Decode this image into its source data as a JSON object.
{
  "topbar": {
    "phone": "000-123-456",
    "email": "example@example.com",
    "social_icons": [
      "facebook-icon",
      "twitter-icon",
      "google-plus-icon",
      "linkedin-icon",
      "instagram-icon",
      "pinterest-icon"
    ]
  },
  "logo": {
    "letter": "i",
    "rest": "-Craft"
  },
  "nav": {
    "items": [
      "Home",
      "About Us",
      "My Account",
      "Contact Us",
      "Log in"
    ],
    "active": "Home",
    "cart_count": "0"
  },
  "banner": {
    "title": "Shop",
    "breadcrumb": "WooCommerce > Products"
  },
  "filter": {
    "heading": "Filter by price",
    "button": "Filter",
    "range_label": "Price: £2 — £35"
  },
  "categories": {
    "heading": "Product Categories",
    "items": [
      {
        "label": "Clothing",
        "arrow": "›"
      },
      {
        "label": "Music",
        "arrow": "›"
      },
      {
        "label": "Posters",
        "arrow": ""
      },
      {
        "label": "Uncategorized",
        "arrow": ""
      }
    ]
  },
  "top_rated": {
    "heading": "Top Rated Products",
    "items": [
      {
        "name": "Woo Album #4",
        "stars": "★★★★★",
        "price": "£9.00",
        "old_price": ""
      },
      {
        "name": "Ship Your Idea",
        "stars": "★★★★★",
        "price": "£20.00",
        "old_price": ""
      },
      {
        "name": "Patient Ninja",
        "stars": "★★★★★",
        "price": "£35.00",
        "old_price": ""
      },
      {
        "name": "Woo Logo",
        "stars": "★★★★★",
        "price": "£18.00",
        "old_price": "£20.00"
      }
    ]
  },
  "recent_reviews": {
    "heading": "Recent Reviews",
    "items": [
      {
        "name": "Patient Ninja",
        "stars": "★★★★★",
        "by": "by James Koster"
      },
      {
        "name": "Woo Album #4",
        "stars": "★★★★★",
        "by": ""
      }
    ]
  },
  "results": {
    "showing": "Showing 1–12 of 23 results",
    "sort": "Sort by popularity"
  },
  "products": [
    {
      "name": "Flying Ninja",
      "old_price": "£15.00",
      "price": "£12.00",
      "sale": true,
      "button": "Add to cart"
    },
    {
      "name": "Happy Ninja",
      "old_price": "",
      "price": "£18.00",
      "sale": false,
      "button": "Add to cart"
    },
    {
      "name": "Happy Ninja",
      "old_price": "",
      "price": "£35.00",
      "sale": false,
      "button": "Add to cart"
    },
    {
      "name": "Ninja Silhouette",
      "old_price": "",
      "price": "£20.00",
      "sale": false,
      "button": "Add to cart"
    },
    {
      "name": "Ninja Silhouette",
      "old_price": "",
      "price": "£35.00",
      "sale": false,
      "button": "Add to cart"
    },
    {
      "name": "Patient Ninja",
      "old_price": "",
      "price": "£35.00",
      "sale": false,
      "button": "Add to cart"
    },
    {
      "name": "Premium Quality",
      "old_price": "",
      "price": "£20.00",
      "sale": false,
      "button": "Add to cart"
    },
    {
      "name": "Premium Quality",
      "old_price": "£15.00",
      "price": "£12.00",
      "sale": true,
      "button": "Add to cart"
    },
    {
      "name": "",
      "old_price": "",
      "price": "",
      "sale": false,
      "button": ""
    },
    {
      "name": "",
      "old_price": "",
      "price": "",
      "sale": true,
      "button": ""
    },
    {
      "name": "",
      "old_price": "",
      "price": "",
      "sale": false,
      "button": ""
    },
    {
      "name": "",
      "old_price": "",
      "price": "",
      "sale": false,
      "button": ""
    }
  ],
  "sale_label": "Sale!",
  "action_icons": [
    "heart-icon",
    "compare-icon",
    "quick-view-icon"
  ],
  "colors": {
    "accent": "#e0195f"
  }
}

◆ **Exercise goal**: Copy all lines above containing the string "results".

◆ **Exercise solution**:
  "results": {
    "showing": "Showing 1–12 of 23 results",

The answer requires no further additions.